##### DATASET EXCERPTS #####

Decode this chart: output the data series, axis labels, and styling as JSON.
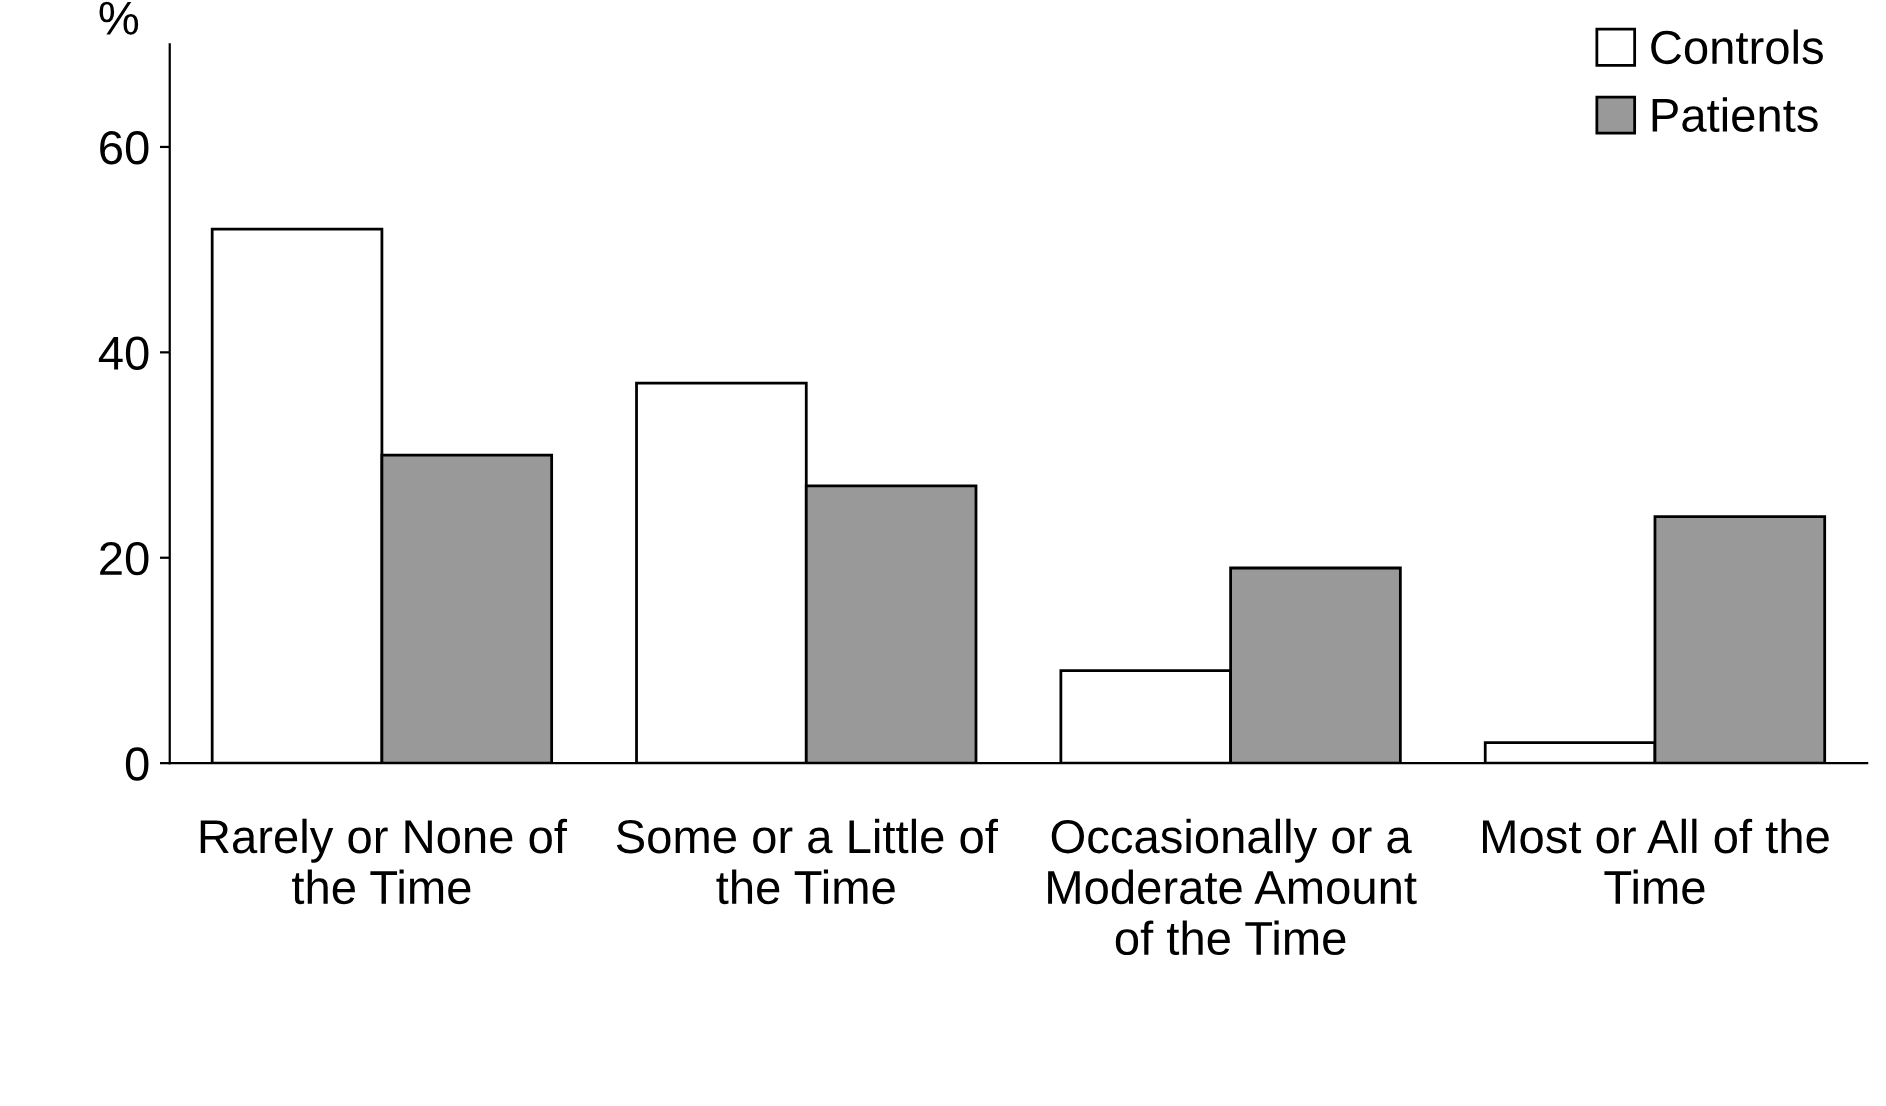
{
  "chart_data": {
    "type": "bar",
    "ylabel": "%",
    "categories": [
      "Rarely or None of\nthe Time",
      "Some or a Little of\nthe Time",
      "Occasionally or a\nModerate Amount\nof the Time",
      "Most or All of the\nTime"
    ],
    "series": [
      {
        "name": "Controls",
        "color": "#ffffff",
        "values": [
          52,
          37,
          9,
          2
        ]
      },
      {
        "name": "Patients",
        "color": "#999999",
        "values": [
          30,
          27,
          19,
          24
        ]
      }
    ],
    "ylim": [
      0,
      70
    ],
    "yticks": [
      0,
      20,
      40,
      60
    ],
    "grid": false,
    "legend": "top right"
  }
}
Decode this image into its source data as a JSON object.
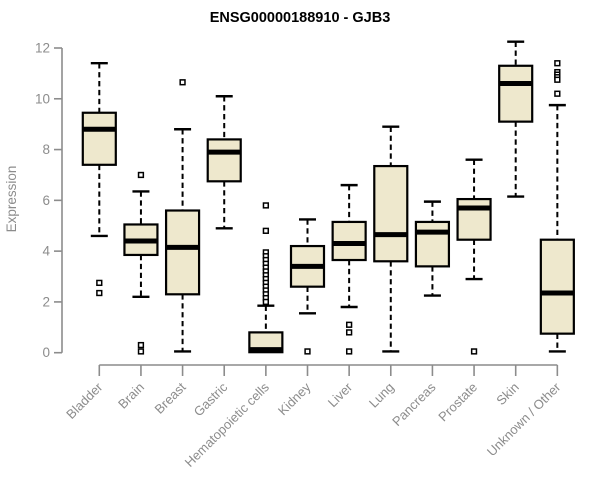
{
  "window": {
    "title": "ENSG00000188910 - GJB3"
  },
  "chart_data": {
    "type": "boxplot",
    "title": "ENSG00000188910 - GJB3",
    "xlabel": "",
    "ylabel": "Expression",
    "ylim": [
      0,
      12
    ],
    "yticks": [
      0,
      2,
      4,
      6,
      8,
      10,
      12
    ],
    "grid": false,
    "legend": "none",
    "categories": [
      "Bladder",
      "Brain",
      "Breast",
      "Gastric",
      "Hematopoietic cells",
      "Kidney",
      "Liver",
      "Lung",
      "Pancreas",
      "Prostate",
      "Skin",
      "Unknown / Other"
    ],
    "boxes": [
      {
        "category": "Bladder",
        "whisker_low": 4.6,
        "q1": 7.4,
        "median": 8.8,
        "q3": 9.45,
        "whisker_high": 11.4,
        "outliers": [
          2.75,
          2.35
        ]
      },
      {
        "category": "Brain",
        "whisker_low": 2.2,
        "q1": 3.85,
        "median": 4.4,
        "q3": 5.05,
        "whisker_high": 6.35,
        "outliers": [
          7.0,
          0.3,
          0.05
        ]
      },
      {
        "category": "Breast",
        "whisker_low": 0.05,
        "q1": 2.3,
        "median": 4.15,
        "q3": 5.6,
        "whisker_high": 8.8,
        "outliers": [
          10.65
        ]
      },
      {
        "category": "Gastric",
        "whisker_low": 4.9,
        "q1": 6.75,
        "median": 7.9,
        "q3": 8.4,
        "whisker_high": 10.1,
        "outliers": []
      },
      {
        "category": "Hematopoietic cells",
        "whisker_low": 0.02,
        "q1": 0.02,
        "median": 0.12,
        "q3": 0.8,
        "whisker_high": 1.85,
        "outliers": [
          5.8,
          4.8,
          3.95,
          3.8,
          3.65,
          3.5,
          3.35,
          3.2,
          3.05,
          2.9,
          2.75,
          2.6,
          2.45,
          2.3,
          2.15,
          2.0
        ]
      },
      {
        "category": "Kidney",
        "whisker_low": 1.55,
        "q1": 2.6,
        "median": 3.4,
        "q3": 4.2,
        "whisker_high": 5.25,
        "outliers": [
          0.05
        ]
      },
      {
        "category": "Liver",
        "whisker_low": 1.8,
        "q1": 3.65,
        "median": 4.3,
        "q3": 5.15,
        "whisker_high": 6.6,
        "outliers": [
          1.1,
          0.8,
          0.05
        ]
      },
      {
        "category": "Lung",
        "whisker_low": 0.05,
        "q1": 3.6,
        "median": 4.65,
        "q3": 7.35,
        "whisker_high": 8.9,
        "outliers": []
      },
      {
        "category": "Pancreas",
        "whisker_low": 2.25,
        "q1": 3.4,
        "median": 4.75,
        "q3": 5.15,
        "whisker_high": 5.95,
        "outliers": []
      },
      {
        "category": "Prostate",
        "whisker_low": 2.9,
        "q1": 4.45,
        "median": 5.7,
        "q3": 6.05,
        "whisker_high": 7.6,
        "outliers": [
          0.05
        ]
      },
      {
        "category": "Skin",
        "whisker_low": 6.15,
        "q1": 9.1,
        "median": 10.6,
        "q3": 11.3,
        "whisker_high": 12.25,
        "outliers": []
      },
      {
        "category": "Unknown / Other",
        "whisker_low": 0.05,
        "q1": 0.75,
        "median": 2.35,
        "q3": 4.45,
        "whisker_high": 9.75,
        "outliers": [
          11.4,
          11.05,
          10.95,
          10.85,
          10.75,
          10.2
        ]
      }
    ],
    "colors": {
      "box_fill": "#EEE8CD",
      "box_stroke": "#000000",
      "median": "#000000",
      "whisker": "#000000",
      "outlier_fill": "#FFFFFF",
      "outlier_stroke": "#000000",
      "axis": "#8C8C8C",
      "tick_label": "#8C8C8C",
      "title": "#000000",
      "background": "#FFFFFF"
    }
  }
}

#####

§ AIM OF THE EXERCISE: Write the data above out again exactly, every line of it, and exclude the pictures.

§ YOUR RESPONSE:
Decode this chart: output the data series, axis labels, and styling as JSON.
{
  "chart_data": {
    "type": "bar",
    "ylabel": "%",
    "categories": [
      "Rarely or None of\nthe Time",
      "Some or a Little of\nthe Time",
      "Occasionally or a\nModerate Amount\nof the Time",
      "Most or All of the\nTime"
    ],
    "series": [
      {
        "name": "Controls",
        "color": "#ffffff",
        "values": [
          52,
          37,
          9,
          2
        ]
      },
      {
        "name": "Patients",
        "color": "#999999",
        "values": [
          30,
          27,
          19,
          24
        ]
      }
    ],
    "ylim": [
      0,
      70
    ],
    "yticks": [
      0,
      20,
      40,
      60
    ],
    "grid": false,
    "legend": "top right"
  }
}
Decode this image into its source data as a JSON object.
{
  "window": {
    "title": "ENSG00000188910 - GJB3"
  },
  "chart_data": {
    "type": "boxplot",
    "title": "ENSG00000188910 - GJB3",
    "xlabel": "",
    "ylabel": "Expression",
    "ylim": [
      0,
      12
    ],
    "yticks": [
      0,
      2,
      4,
      6,
      8,
      10,
      12
    ],
    "grid": false,
    "legend": "none",
    "categories": [
      "Bladder",
      "Brain",
      "Breast",
      "Gastric",
      "Hematopoietic cells",
      "Kidney",
      "Liver",
      "Lung",
      "Pancreas",
      "Prostate",
      "Skin",
      "Unknown / Other"
    ],
    "boxes": [
      {
        "category": "Bladder",
        "whisker_low": 4.6,
        "q1": 7.4,
        "median": 8.8,
        "q3": 9.45,
        "whisker_high": 11.4,
        "outliers": [
          2.75,
          2.35
        ]
      },
      {
        "category": "Brain",
        "whisker_low": 2.2,
        "q1": 3.85,
        "median": 4.4,
        "q3": 5.05,
        "whisker_high": 6.35,
        "outliers": [
          7.0,
          0.3,
          0.05
        ]
      },
      {
        "category": "Breast",
        "whisker_low": 0.05,
        "q1": 2.3,
        "median": 4.15,
        "q3": 5.6,
        "whisker_high": 8.8,
        "outliers": [
          10.65
        ]
      },
      {
        "category": "Gastric",
        "whisker_low": 4.9,
        "q1": 6.75,
        "median": 7.9,
        "q3": 8.4,
        "whisker_high": 10.1,
        "outliers": []
      },
      {
        "category": "Hematopoietic cells",
        "whisker_low": 0.02,
        "q1": 0.02,
        "median": 0.12,
        "q3": 0.8,
        "whisker_high": 1.85,
        "outliers": [
          5.8,
          4.8,
          3.95,
          3.8,
          3.65,
          3.5,
          3.35,
          3.2,
          3.05,
          2.9,
          2.75,
          2.6,
          2.45,
          2.3,
          2.15,
          2.0
        ]
      },
      {
        "category": "Kidney",
        "whisker_low": 1.55,
        "q1": 2.6,
        "median": 3.4,
        "q3": 4.2,
        "whisker_high": 5.25,
        "outliers": [
          0.05
        ]
      },
      {
        "category": "Liver",
        "whisker_low": 1.8,
        "q1": 3.65,
        "median": 4.3,
        "q3": 5.15,
        "whisker_high": 6.6,
        "outliers": [
          1.1,
          0.8,
          0.05
        ]
      },
      {
        "category": "Lung",
        "whisker_low": 0.05,
        "q1": 3.6,
        "median": 4.65,
        "q3": 7.35,
        "whisker_high": 8.9,
        "outliers": []
      },
      {
        "category": "Pancreas",
        "whisker_low": 2.25,
        "q1": 3.4,
        "median": 4.75,
        "q3": 5.15,
        "whisker_high": 5.95,
        "outliers": []
      },
      {
        "category": "Prostate",
        "whisker_low": 2.9,
        "q1": 4.45,
        "median": 5.7,
        "q3": 6.05,
        "whisker_high": 7.6,
        "outliers": [
          0.05
        ]
      },
      {
        "category": "Skin",
        "whisker_low": 6.15,
        "q1": 9.1,
        "median": 10.6,
        "q3": 11.3,
        "whisker_high": 12.25,
        "outliers": []
      },
      {
        "category": "Unknown / Other",
        "whisker_low": 0.05,
        "q1": 0.75,
        "median": 2.35,
        "q3": 4.45,
        "whisker_high": 9.75,
        "outliers": [
          11.4,
          11.05,
          10.95,
          10.85,
          10.75,
          10.2
        ]
      }
    ],
    "colors": {
      "box_fill": "#EEE8CD",
      "box_stroke": "#000000",
      "median": "#000000",
      "whisker": "#000000",
      "outlier_fill": "#FFFFFF",
      "outlier_stroke": "#000000",
      "axis": "#8C8C8C",
      "tick_label": "#8C8C8C",
      "title": "#000000",
      "background": "#FFFFFF"
    }
  }
}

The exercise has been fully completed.